What the task asks: Retype the whole listing, please, keeping every line exact and dropping the pictures.

Entries supplied:
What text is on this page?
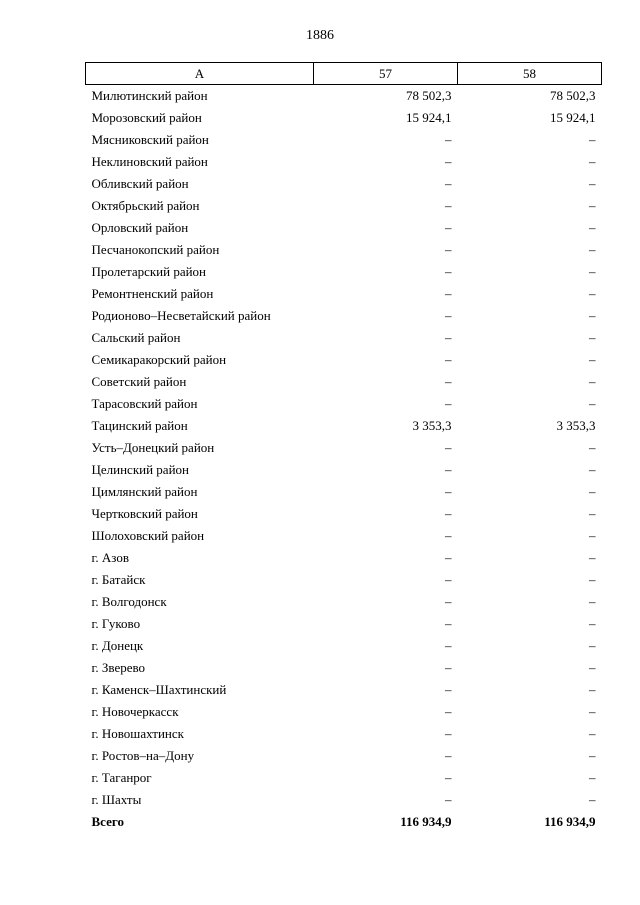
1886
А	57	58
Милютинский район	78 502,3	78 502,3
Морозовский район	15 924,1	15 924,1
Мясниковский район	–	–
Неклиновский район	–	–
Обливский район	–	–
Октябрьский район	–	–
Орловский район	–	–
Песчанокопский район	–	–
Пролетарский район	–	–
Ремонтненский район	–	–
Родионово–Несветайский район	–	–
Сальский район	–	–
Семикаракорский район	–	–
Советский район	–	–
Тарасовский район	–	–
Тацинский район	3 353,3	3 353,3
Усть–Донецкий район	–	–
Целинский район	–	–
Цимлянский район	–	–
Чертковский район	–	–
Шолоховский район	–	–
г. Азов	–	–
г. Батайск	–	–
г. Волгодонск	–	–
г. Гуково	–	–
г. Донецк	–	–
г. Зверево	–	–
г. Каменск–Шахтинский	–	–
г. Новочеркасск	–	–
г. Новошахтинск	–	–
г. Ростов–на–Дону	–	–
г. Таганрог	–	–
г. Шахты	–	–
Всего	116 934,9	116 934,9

Written reply:
What text is on this page?
1886
А	57	58
Милютинский район	78 502,3	78 502,3
Морозовский район	15 924,1	15 924,1
Мясниковский район	–	–
Неклиновский район	–	–
Обливский район	–	–
Октябрьский район	–	–
Орловский район	–	–
Песчанокопский район	–	–
Пролетарский район	–	–
Ремонтненский район	–	–
Родионово–Несветайский район	–	–
Сальский район	–	–
Семикаракорский район	–	–
Советский район	–	–
Тарасовский район	–	–
Тацинский район	3 353,3	3 353,3
Усть–Донецкий район	–	–
Целинский район	–	–
Цимлянский район	–	–
Чертковский район	–	–
Шолоховский район	–	–
г. Азов	–	–
г. Батайск	–	–
г. Волгодонск	–	–
г. Гуково	–	–
г. Донецк	–	–
г. Зверево	–	–
г. Каменск–Шахтинский	–	–
г. Новочеркасск	–	–
г. Новошахтинск	–	–
г. Ростов–на–Дону	–	–
г. Таганрог	–	–
г. Шахты	–	–
Всего	116 934,9	116 934,9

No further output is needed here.